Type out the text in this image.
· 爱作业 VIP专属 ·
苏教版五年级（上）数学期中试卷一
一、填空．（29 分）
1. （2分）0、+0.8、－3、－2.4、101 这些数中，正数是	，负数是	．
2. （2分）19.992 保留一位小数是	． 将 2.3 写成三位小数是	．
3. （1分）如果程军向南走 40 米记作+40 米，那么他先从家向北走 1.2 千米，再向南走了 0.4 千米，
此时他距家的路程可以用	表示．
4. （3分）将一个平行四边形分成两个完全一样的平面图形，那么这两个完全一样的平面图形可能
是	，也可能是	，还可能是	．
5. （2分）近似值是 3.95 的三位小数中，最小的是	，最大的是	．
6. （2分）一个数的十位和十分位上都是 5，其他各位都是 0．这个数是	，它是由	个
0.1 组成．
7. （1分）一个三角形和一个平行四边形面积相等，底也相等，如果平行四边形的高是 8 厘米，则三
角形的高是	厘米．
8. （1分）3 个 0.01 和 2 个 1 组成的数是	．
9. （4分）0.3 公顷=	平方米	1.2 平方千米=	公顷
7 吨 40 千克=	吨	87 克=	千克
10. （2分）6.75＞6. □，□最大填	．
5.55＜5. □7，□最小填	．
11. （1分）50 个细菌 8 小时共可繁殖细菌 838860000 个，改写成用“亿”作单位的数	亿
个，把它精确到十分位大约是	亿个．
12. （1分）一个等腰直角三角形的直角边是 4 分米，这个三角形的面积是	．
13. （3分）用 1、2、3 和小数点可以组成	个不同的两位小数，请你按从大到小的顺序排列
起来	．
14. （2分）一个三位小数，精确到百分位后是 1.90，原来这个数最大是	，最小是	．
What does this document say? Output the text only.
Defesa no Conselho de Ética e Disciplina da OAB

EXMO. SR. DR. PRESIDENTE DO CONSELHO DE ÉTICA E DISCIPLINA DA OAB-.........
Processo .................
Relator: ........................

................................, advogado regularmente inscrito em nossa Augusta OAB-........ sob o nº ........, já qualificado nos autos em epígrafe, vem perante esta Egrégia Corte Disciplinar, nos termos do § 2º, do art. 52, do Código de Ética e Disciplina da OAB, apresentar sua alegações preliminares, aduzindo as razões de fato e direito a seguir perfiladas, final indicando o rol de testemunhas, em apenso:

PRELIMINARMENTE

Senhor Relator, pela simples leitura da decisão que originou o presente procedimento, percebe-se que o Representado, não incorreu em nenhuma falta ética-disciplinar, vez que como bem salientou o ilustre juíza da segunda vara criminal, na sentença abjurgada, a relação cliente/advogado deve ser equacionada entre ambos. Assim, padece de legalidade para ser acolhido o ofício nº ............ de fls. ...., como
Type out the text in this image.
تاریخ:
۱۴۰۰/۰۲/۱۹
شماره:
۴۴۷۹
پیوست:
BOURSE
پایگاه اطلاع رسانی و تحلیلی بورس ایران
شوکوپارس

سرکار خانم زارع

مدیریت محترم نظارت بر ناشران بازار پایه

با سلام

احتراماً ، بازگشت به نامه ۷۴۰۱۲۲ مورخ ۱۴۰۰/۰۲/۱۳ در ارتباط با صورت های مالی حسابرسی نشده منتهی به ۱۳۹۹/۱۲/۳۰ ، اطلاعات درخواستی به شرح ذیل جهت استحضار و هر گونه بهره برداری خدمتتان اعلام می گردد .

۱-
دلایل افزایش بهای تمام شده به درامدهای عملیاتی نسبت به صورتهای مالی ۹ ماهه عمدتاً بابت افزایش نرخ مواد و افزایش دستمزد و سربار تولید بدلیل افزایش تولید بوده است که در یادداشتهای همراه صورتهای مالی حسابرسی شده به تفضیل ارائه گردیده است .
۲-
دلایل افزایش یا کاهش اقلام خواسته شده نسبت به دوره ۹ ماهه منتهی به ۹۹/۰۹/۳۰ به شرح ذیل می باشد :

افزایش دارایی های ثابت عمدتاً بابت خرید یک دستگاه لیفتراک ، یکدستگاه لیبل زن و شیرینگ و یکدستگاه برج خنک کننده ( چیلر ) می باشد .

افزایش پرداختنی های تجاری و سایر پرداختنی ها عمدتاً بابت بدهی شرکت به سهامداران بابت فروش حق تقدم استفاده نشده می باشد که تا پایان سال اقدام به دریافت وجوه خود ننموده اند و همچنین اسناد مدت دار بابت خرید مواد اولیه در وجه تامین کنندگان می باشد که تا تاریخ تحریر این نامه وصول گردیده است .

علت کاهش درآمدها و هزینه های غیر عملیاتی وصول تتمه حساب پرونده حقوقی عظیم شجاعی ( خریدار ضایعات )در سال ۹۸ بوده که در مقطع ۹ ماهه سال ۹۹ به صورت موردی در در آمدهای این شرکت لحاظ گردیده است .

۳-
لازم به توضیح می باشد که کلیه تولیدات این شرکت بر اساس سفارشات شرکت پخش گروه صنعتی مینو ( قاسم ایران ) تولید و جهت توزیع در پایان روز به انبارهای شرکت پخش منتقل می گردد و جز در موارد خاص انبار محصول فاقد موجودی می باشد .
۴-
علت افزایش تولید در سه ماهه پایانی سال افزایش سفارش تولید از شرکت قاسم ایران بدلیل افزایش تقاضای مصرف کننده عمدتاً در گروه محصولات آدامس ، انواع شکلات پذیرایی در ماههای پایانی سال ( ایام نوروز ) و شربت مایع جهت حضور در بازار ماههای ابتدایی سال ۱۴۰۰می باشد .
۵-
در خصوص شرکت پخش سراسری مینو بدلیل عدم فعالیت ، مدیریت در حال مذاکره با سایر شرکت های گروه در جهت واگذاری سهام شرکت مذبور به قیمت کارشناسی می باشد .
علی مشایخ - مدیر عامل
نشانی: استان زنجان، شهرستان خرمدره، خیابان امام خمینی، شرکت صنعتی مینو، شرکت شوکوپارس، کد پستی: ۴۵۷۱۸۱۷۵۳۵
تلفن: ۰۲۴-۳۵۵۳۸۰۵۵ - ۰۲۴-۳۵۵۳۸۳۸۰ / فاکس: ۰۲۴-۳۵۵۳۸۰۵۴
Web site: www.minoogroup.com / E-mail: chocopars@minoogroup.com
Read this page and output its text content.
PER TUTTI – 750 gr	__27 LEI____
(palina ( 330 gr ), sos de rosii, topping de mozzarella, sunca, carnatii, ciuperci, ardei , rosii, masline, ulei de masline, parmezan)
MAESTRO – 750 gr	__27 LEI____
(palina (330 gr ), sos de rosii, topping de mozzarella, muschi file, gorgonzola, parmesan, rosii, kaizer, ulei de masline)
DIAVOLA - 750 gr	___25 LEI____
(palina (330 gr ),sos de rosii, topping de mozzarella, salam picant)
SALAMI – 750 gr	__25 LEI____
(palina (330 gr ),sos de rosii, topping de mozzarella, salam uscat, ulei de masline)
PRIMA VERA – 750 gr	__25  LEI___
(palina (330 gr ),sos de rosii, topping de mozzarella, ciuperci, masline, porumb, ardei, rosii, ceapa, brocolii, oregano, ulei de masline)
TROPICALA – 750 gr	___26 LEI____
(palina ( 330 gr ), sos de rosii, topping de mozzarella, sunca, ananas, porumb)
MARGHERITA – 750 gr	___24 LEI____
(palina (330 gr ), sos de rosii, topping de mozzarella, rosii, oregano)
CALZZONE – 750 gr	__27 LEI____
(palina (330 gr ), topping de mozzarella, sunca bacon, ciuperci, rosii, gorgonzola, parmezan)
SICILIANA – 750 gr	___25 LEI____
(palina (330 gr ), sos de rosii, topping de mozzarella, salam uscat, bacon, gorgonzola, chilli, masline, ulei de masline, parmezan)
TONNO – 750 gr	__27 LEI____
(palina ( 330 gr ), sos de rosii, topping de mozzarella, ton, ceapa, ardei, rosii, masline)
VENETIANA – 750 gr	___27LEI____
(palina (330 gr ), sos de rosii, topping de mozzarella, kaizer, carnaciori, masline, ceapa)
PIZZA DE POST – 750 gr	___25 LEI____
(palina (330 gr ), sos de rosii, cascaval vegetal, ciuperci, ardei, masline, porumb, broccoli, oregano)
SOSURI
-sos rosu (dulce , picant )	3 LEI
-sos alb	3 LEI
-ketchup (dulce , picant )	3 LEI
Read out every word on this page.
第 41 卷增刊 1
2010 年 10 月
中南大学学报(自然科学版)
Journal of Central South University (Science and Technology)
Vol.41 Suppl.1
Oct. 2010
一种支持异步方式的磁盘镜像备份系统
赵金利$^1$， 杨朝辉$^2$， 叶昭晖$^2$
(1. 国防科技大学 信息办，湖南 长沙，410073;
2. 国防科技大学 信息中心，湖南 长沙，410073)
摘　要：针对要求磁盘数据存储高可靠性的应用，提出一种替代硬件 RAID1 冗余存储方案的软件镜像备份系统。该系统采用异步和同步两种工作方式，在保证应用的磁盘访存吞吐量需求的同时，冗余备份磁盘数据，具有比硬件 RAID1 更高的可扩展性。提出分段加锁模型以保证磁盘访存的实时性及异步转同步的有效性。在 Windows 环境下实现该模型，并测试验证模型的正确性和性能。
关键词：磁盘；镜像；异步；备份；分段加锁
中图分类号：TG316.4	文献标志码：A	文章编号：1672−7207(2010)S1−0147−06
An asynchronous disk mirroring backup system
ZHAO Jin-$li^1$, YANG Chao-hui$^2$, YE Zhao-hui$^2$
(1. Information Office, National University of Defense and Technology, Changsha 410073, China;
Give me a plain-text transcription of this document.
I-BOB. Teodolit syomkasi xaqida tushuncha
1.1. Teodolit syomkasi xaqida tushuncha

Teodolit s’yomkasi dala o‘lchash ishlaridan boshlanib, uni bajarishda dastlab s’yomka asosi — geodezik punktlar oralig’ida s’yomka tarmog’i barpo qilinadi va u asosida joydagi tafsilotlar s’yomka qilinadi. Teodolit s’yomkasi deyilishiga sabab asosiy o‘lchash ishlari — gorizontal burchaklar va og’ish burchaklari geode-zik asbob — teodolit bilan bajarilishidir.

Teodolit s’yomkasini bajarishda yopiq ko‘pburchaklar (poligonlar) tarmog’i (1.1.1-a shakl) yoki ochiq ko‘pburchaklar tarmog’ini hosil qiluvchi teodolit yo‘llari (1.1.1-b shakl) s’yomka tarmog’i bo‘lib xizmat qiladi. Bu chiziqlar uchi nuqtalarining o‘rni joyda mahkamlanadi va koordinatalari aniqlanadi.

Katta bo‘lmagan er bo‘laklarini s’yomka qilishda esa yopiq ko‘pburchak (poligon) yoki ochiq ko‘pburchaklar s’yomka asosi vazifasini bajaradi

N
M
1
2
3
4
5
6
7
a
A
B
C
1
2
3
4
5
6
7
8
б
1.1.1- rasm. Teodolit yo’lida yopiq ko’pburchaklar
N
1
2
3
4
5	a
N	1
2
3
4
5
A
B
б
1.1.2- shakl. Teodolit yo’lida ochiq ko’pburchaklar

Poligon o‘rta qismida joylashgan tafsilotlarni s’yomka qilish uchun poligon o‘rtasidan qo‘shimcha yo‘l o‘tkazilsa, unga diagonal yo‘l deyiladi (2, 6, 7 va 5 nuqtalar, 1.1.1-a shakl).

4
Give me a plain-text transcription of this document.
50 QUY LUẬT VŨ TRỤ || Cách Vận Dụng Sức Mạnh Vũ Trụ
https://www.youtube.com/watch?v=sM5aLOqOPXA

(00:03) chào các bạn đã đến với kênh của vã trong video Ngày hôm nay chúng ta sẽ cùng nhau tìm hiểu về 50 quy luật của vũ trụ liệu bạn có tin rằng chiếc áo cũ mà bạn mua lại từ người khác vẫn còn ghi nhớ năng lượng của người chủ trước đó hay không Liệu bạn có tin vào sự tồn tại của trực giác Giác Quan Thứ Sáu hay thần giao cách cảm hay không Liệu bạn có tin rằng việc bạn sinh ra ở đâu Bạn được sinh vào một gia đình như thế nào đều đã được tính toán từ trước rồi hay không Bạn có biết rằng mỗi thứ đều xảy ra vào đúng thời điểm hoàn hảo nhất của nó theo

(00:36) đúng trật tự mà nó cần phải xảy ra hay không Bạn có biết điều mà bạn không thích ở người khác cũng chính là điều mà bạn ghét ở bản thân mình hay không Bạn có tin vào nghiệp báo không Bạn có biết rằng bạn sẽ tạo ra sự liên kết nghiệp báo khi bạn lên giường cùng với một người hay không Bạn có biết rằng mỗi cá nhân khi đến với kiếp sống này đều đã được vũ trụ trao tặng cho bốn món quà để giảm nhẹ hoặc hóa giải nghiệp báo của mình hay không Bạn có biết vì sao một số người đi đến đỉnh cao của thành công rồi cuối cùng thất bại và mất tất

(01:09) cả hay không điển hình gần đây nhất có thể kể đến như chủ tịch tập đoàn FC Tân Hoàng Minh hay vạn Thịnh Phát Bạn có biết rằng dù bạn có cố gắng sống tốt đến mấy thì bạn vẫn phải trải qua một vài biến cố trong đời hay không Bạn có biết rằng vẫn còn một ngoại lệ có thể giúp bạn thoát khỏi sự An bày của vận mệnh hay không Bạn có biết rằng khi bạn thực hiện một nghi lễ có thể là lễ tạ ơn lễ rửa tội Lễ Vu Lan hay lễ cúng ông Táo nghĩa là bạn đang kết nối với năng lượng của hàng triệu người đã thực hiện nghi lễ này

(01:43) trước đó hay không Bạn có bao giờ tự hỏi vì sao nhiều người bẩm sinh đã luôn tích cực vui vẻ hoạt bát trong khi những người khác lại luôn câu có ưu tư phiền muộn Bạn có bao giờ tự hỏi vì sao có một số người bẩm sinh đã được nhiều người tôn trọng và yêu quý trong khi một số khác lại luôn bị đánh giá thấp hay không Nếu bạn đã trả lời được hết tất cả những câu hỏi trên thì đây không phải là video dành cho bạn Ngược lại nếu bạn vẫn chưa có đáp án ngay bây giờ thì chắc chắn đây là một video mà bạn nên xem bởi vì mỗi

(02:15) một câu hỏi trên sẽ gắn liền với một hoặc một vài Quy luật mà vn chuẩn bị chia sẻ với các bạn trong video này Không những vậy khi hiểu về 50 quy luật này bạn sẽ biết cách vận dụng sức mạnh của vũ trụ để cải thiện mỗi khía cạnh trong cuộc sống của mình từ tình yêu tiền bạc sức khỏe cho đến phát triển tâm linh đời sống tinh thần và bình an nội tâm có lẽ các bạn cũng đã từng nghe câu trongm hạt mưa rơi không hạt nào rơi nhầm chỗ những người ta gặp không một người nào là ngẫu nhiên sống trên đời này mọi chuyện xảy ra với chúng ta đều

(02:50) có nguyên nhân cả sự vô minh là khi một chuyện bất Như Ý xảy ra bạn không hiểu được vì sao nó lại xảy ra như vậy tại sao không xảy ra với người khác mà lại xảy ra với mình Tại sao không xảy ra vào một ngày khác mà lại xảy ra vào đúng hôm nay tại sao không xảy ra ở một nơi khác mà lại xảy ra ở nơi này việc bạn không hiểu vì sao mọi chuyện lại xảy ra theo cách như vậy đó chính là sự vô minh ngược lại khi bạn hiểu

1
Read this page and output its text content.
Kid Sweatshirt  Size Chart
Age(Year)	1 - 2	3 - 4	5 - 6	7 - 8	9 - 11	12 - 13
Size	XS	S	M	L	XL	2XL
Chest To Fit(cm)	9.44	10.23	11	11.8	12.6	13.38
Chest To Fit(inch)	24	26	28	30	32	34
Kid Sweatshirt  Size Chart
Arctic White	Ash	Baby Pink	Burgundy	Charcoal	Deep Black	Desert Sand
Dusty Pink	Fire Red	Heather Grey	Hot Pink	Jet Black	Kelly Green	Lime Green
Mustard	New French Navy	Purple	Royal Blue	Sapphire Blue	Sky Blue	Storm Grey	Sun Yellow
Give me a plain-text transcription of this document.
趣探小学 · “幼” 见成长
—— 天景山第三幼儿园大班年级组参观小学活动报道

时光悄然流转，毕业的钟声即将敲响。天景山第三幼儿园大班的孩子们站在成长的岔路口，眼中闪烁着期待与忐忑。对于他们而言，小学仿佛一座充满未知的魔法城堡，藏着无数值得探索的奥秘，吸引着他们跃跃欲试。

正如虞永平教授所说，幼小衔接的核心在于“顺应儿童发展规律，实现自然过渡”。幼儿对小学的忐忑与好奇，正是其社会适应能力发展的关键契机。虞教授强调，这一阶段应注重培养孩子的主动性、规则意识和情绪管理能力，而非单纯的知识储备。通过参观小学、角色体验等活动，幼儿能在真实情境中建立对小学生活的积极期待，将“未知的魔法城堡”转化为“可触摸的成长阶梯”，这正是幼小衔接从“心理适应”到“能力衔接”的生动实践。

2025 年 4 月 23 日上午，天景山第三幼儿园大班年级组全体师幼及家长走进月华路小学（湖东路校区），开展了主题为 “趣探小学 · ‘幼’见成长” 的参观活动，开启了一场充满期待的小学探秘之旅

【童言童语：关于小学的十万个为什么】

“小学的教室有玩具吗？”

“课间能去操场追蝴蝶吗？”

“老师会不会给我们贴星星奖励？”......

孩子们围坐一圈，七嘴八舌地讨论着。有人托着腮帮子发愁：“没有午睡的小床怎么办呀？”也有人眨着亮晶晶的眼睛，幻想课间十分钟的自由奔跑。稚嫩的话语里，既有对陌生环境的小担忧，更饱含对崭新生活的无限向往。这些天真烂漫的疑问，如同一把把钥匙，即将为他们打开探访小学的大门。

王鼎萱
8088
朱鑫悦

● ● ●

▶ _Brief_
Find how many lines of the entries contain "Black". Respond with the number only.

▶ _Exercise response_
2